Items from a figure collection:
╔══

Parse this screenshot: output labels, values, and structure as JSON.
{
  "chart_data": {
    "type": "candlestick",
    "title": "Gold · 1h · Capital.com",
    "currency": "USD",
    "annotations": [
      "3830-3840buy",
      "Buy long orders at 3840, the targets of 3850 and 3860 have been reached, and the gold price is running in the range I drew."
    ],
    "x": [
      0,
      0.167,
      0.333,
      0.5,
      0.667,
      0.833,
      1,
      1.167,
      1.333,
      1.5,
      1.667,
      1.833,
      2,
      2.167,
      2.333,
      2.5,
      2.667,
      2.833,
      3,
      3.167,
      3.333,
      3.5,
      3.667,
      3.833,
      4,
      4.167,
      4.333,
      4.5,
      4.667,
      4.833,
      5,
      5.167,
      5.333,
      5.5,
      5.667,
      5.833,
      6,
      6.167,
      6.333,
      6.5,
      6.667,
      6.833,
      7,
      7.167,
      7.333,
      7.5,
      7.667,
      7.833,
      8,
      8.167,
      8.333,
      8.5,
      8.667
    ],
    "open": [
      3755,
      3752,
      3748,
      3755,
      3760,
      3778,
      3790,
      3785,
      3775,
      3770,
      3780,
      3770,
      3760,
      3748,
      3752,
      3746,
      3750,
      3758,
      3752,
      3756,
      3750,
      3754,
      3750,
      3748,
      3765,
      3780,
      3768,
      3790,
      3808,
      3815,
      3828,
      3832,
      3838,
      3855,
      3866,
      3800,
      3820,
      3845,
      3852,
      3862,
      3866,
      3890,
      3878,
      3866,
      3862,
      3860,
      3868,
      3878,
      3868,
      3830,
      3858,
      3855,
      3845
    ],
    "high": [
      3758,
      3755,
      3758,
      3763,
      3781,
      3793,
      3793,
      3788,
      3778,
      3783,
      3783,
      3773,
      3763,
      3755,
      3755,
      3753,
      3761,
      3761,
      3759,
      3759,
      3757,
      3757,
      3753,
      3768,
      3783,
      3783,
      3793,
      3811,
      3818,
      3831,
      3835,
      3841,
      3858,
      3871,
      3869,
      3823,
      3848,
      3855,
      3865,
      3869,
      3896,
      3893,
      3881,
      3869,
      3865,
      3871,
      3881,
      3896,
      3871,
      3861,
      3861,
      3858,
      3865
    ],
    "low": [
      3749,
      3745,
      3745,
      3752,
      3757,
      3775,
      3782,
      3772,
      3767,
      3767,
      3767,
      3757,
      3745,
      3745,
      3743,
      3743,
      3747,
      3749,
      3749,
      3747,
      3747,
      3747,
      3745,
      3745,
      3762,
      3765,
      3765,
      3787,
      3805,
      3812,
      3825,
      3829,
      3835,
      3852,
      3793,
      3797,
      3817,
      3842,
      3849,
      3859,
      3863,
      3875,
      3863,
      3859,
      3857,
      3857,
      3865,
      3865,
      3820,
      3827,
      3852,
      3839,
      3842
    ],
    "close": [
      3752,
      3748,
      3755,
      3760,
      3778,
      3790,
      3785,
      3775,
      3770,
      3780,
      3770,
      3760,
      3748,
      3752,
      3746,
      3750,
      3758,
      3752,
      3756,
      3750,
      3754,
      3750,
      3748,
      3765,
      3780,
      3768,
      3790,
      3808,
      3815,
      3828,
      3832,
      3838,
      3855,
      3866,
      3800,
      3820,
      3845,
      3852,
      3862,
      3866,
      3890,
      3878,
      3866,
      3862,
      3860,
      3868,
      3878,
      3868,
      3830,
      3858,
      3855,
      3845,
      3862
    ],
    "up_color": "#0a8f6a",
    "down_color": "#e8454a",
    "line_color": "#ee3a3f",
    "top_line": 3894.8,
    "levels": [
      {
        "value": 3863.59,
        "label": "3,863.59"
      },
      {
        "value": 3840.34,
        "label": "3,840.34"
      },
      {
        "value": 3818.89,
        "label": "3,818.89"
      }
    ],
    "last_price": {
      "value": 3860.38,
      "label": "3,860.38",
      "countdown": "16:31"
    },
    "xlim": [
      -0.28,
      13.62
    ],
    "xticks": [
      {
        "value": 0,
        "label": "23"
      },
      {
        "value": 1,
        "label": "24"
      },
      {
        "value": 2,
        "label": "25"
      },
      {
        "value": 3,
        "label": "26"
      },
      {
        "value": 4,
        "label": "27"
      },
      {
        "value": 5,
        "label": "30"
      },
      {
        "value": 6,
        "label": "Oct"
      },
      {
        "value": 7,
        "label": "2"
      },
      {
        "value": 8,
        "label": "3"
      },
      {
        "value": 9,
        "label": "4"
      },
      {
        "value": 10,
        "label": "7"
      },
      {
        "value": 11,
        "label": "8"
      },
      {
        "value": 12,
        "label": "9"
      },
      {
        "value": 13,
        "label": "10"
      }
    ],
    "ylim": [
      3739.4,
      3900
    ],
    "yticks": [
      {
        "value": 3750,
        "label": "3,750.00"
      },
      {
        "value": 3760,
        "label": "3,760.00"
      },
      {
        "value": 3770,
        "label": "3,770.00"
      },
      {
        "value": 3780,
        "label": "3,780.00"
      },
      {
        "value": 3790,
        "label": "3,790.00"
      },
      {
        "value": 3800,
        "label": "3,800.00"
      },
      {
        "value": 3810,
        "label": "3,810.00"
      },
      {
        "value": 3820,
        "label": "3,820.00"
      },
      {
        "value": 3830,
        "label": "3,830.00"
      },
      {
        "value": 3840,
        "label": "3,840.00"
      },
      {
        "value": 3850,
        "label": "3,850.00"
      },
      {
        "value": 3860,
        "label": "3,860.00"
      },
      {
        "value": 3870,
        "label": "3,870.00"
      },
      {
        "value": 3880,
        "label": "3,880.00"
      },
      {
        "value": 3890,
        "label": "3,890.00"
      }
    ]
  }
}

╚══

- [TASK DESCRIPTION]:
From the records above, extract every entry verbatim.

- [SOLUTION FOR THIS TASK]:
Parse this screenshot: output labels, values, and structure as JSON.
{
  "chart_data": {
    "type": "candlestick",
    "title": "Gold · 1h · Capital.com",
    "currency": "USD",
    "annotations": [
      "3830-3840buy",
      "Buy long orders at 3840, the targets of 3850 and 3860 have been reached, and the gold price is running in the range I drew."
    ],
    "x": [
      0,
      0.167,
      0.333,
      0.5,
      0.667,
      0.833,
      1,
      1.167,
      1.333,
      1.5,
      1.667,
      1.833,
      2,
      2.167,
      2.333,
      2.5,
      2.667,
      2.833,
      3,
      3.167,
      3.333,
      3.5,
      3.667,
      3.833,
      4,
      4.167,
      4.333,
      4.5,
      4.667,
      4.833,
      5,
      5.167,
      5.333,
      5.5,
      5.667,
      5.833,
      6,
      6.167,
      6.333,
      6.5,
      6.667,
      6.833,
      7,
      7.167,
      7.333,
      7.5,
      7.667,
      7.833,
      8,
      8.167,
      8.333,
      8.5,
      8.667
    ],
    "open": [
      3755,
      3752,
      3748,
      3755,
      3760,
      3778,
      3790,
      3785,
      3775,
      3770,
      3780,
      3770,
      3760,
      3748,
      3752,
      3746,
      3750,
      3758,
      3752,
      3756,
      3750,
      3754,
      3750,
      3748,
      3765,
      3780,
      3768,
      3790,
      3808,
      3815,
      3828,
      3832,
      3838,
      3855,
      3866,
      3800,
      3820,
      3845,
      3852,
      3862,
      3866,
      3890,
      3878,
      3866,
      3862,
      3860,
      3868,
      3878,
      3868,
      3830,
      3858,
      3855,
      3845
    ],
    "high": [
      3758,
      3755,
      3758,
      3763,
      3781,
      3793,
      3793,
      3788,
      3778,
      3783,
      3783,
      3773,
      3763,
      3755,
      3755,
      3753,
      3761,
      3761,
      3759,
      3759,
      3757,
      3757,
      3753,
      3768,
      3783,
      3783,
      3793,
      3811,
      3818,
      3831,
      3835,
      3841,
      3858,
      3871,
      3869,
      3823,
      3848,
      3855,
      3865,
      3869,
      3896,
      3893,
      3881,
      3869,
      3865,
      3871,
      3881,
      3896,
      3871,
      3861,
      3861,
      3858,
      3865
    ],
    "low": [
      3749,
      3745,
      3745,
      3752,
      3757,
      3775,
      3782,
      3772,
      3767,
      3767,
      3767,
      3757,
      3745,
      3745,
      3743,
      3743,
      3747,
      3749,
      3749,
      3747,
      3747,
      3747,
      3745,
      3745,
      3762,
      3765,
      3765,
      3787,
      3805,
      3812,
      3825,
      3829,
      3835,
      3852,
      3793,
      3797,
      3817,
      3842,
      3849,
      3859,
      3863,
      3875,
      3863,
      3859,
      3857,
      3857,
      3865,
      3865,
      3820,
      3827,
      3852,
      3839,
      3842
    ],
    "close": [
      3752,
      3748,
      3755,
      3760,
      3778,
      3790,
      3785,
      3775,
      3770,
      3780,
      3770,
      3760,
      3748,
      3752,
      3746,
      3750,
      3758,
      3752,
      3756,
      3750,
      3754,
      3750,
      3748,
      3765,
      3780,
      3768,
      3790,
      3808,
      3815,
      3828,
      3832,
      3838,
      3855,
      3866,
      3800,
      3820,
      3845,
      3852,
      3862,
      3866,
      3890,
      3878,
      3866,
      3862,
      3860,
      3868,
      3878,
      3868,
      3830,
      3858,
      3855,
      3845,
      3862
    ],
    "up_color": "#0a8f6a",
    "down_color": "#e8454a",
    "line_color": "#ee3a3f",
    "top_line": 3894.8,
    "levels": [
      {
        "value": 3863.59,
        "label": "3,863.59"
      },
      {
        "value": 3840.34,
        "label": "3,840.34"
      },
      {
        "value": 3818.89,
        "label": "3,818.89"
      }
    ],
    "last_price": {
      "value": 3860.38,
      "label": "3,860.38",
      "countdown": "16:31"
    },
    "xlim": [
      -0.28,
      13.62
    ],
    "xticks": [
      {
        "value": 0,
        "label": "23"
      },
      {
        "value": 1,
        "label": "24"
      },
      {
        "value": 2,
        "label": "25"
      },
      {
        "value": 3,
        "label": "26"
      },
      {
        "value": 4,
        "label": "27"
      },
      {
        "value": 5,
        "label": "30"
      },
      {
        "value": 6,
        "label": "Oct"
      },
      {
        "value": 7,
        "label": "2"
      },
      {
        "value": 8,
        "label": "3"
      },
      {
        "value": 9,
        "label": "4"
      },
      {
        "value": 10,
        "label": "7"
      },
      {
        "value": 11,
        "label": "8"
      },
      {
        "value": 12,
        "label": "9"
      },
      {
        "value": 13,
        "label": "10"
      }
    ],
    "ylim": [
      3739.4,
      3900
    ],
    "yticks": [
      {
        "value": 3750,
        "label": "3,750.00"
      },
      {
        "value": 3760,
        "label": "3,760.00"
      },
      {
        "value": 3770,
        "label": "3,770.00"
      },
      {
        "value": 3780,
        "label": "3,780.00"
      },
      {
        "value": 3790,
        "label": "3,790.00"
      },
      {
        "value": 3800,
        "label": "3,800.00"
      },
      {
        "value": 3810,
        "label": "3,810.00"
      },
      {
        "value": 3820,
        "label": "3,820.00"
      },
      {
        "value": 3830,
        "label": "3,830.00"
      },
      {
        "value": 3840,
        "label": "3,840.00"
      },
      {
        "value": 3850,
        "label": "3,850.00"
      },
      {
        "value": 3860,
        "label": "3,860.00"
      },
      {
        "value": 3870,
        "label": "3,870.00"
      },
      {
        "value": 3880,
        "label": "3,880.00"
      },
      {
        "value": 3890,
        "label": "3,890.00"
      }
    ]
  }
}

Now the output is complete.